§ **EXERCISE PROMPT**: Extract every line of the data below and reproduce each one verbatim, keeping the original order.

§ **PROVIDED ENTRIES**:
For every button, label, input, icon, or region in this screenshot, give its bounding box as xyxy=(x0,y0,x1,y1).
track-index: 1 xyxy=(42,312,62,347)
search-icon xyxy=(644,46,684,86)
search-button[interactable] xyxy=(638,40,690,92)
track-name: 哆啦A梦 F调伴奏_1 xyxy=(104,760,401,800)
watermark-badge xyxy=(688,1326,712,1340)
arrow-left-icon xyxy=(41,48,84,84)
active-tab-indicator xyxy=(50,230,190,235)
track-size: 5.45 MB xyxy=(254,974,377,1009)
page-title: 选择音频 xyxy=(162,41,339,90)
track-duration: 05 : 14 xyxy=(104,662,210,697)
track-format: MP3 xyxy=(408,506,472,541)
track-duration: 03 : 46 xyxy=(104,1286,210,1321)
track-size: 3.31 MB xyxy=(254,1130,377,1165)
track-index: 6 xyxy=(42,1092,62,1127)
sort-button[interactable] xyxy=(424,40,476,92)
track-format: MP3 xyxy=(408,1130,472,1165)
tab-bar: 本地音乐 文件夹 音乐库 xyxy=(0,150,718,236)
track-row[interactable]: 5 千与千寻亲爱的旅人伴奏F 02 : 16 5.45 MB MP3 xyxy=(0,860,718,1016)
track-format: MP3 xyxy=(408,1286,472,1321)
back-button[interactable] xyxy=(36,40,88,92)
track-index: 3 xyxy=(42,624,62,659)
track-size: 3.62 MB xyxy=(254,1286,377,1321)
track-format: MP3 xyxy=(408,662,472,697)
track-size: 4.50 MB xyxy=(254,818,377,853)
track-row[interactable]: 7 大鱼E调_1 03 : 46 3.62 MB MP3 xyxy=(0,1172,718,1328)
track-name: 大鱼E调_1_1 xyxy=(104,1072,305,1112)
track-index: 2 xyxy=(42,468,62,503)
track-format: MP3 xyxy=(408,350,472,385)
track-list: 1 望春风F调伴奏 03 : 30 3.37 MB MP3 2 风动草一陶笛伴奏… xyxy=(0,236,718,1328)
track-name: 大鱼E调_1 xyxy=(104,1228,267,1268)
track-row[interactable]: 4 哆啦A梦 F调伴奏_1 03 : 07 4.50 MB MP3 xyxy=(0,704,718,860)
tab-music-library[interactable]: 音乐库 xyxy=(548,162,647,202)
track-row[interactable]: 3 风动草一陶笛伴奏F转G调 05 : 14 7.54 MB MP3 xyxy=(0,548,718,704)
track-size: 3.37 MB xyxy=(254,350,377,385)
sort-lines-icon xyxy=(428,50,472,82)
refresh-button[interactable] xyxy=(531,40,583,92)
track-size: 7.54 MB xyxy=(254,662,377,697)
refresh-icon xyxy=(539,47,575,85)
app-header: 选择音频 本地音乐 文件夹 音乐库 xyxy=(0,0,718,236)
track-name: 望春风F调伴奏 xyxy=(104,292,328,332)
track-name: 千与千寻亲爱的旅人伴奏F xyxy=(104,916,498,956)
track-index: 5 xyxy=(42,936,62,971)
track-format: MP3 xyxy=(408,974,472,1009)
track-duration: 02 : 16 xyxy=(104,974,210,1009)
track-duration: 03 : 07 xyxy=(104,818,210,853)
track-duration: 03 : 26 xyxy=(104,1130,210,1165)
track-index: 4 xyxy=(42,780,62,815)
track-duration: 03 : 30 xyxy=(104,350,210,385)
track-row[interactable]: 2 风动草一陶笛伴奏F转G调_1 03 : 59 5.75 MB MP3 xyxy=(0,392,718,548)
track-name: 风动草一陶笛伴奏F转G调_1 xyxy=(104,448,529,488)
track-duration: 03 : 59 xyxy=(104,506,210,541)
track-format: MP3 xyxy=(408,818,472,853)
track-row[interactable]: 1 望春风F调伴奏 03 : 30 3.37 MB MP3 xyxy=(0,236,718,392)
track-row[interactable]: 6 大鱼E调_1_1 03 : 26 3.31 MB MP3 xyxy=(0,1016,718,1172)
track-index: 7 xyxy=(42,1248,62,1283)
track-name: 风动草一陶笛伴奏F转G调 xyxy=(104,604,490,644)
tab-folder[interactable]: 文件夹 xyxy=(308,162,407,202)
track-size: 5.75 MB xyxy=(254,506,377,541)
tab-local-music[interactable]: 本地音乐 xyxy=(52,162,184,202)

§ **WRITTEN ANSWER**:
For every button, label, input, icon, or region in this screenshot, give its bounding box as xyxy=(x0,y0,x1,y1).
track-index: 1 xyxy=(42,312,62,347)
search-icon xyxy=(644,46,684,86)
search-button[interactable] xyxy=(638,40,690,92)
track-name: 哆啦A梦 F调伴奏_1 xyxy=(104,760,401,800)
watermark-badge xyxy=(688,1326,712,1340)
arrow-left-icon xyxy=(41,48,84,84)
active-tab-indicator xyxy=(50,230,190,235)
track-size: 5.45 MB xyxy=(254,974,377,1009)
page-title: 选择音频 xyxy=(162,41,339,90)
track-duration: 05 : 14 xyxy=(104,662,210,697)
track-format: MP3 xyxy=(408,506,472,541)
track-duration: 03 : 46 xyxy=(104,1286,210,1321)
track-size: 3.31 MB xyxy=(254,1130,377,1165)
track-index: 6 xyxy=(42,1092,62,1127)
sort-button[interactable] xyxy=(424,40,476,92)
track-format: MP3 xyxy=(408,1130,472,1165)
tab-bar: 本地音乐 文件夹 音乐库 xyxy=(0,150,718,236)
track-row[interactable]: 5 千与千寻亲爱的旅人伴奏F 02 : 16 5.45 MB MP3 xyxy=(0,860,718,1016)
track-format: MP3 xyxy=(408,1286,472,1321)
back-button[interactable] xyxy=(36,40,88,92)
track-index: 3 xyxy=(42,624,62,659)
track-size: 3.62 MB xyxy=(254,1286,377,1321)
track-format: MP3 xyxy=(408,662,472,697)
track-size: 4.50 MB xyxy=(254,818,377,853)
track-row[interactable]: 7 大鱼E调_1 03 : 46 3.62 MB MP3 xyxy=(0,1172,718,1328)
track-name: 大鱼E调_1_1 xyxy=(104,1072,305,1112)
track-index: 2 xyxy=(42,468,62,503)
track-format: MP3 xyxy=(408,350,472,385)
track-list: 1 望春风F调伴奏 03 : 30 3.37 MB MP3 2 风动草一陶笛伴奏… xyxy=(0,236,718,1328)
track-name: 大鱼E调_1 xyxy=(104,1228,267,1268)
track-row[interactable]: 4 哆啦A梦 F调伴奏_1 03 : 07 4.50 MB MP3 xyxy=(0,704,718,860)
tab-music-library[interactable]: 音乐库 xyxy=(548,162,647,202)
track-row[interactable]: 3 风动草一陶笛伴奏F转G调 05 : 14 7.54 MB MP3 xyxy=(0,548,718,704)
track-size: 3.37 MB xyxy=(254,350,377,385)
sort-lines-icon xyxy=(428,50,472,82)
refresh-button[interactable] xyxy=(531,40,583,92)
track-size: 7.54 MB xyxy=(254,662,377,697)
refresh-icon xyxy=(539,47,575,85)
app-header: 选择音频 本地音乐 文件夹 音乐库 xyxy=(0,0,718,236)
track-name: 望春风F调伴奏 xyxy=(104,292,328,332)
track-name: 千与千寻亲爱的旅人伴奏F xyxy=(104,916,498,956)
track-index: 5 xyxy=(42,936,62,971)
track-format: MP3 xyxy=(408,974,472,1009)
track-duration: 02 : 16 xyxy=(104,974,210,1009)
track-duration: 03 : 07 xyxy=(104,818,210,853)
track-duration: 03 : 26 xyxy=(104,1130,210,1165)
track-index: 4 xyxy=(42,780,62,815)
track-duration: 03 : 30 xyxy=(104,350,210,385)
track-row[interactable]: 2 风动草一陶笛伴奏F转G调_1 03 : 59 5.75 MB MP3 xyxy=(0,392,718,548)
track-name: 风动草一陶笛伴奏F转G调_1 xyxy=(104,448,529,488)
track-duration: 03 : 59 xyxy=(104,506,210,541)
track-format: MP3 xyxy=(408,818,472,853)
track-row[interactable]: 1 望春风F调伴奏 03 : 30 3.37 MB MP3 xyxy=(0,236,718,392)
track-row[interactable]: 6 大鱼E调_1_1 03 : 26 3.31 MB MP3 xyxy=(0,1016,718,1172)
track-index: 7 xyxy=(42,1248,62,1283)
track-name: 风动草一陶笛伴奏F转G调 xyxy=(104,604,490,644)
tab-folder[interactable]: 文件夹 xyxy=(308,162,407,202)
track-size: 5.75 MB xyxy=(254,506,377,541)
tab-local-music[interactable]: 本地音乐 xyxy=(52,162,184,202)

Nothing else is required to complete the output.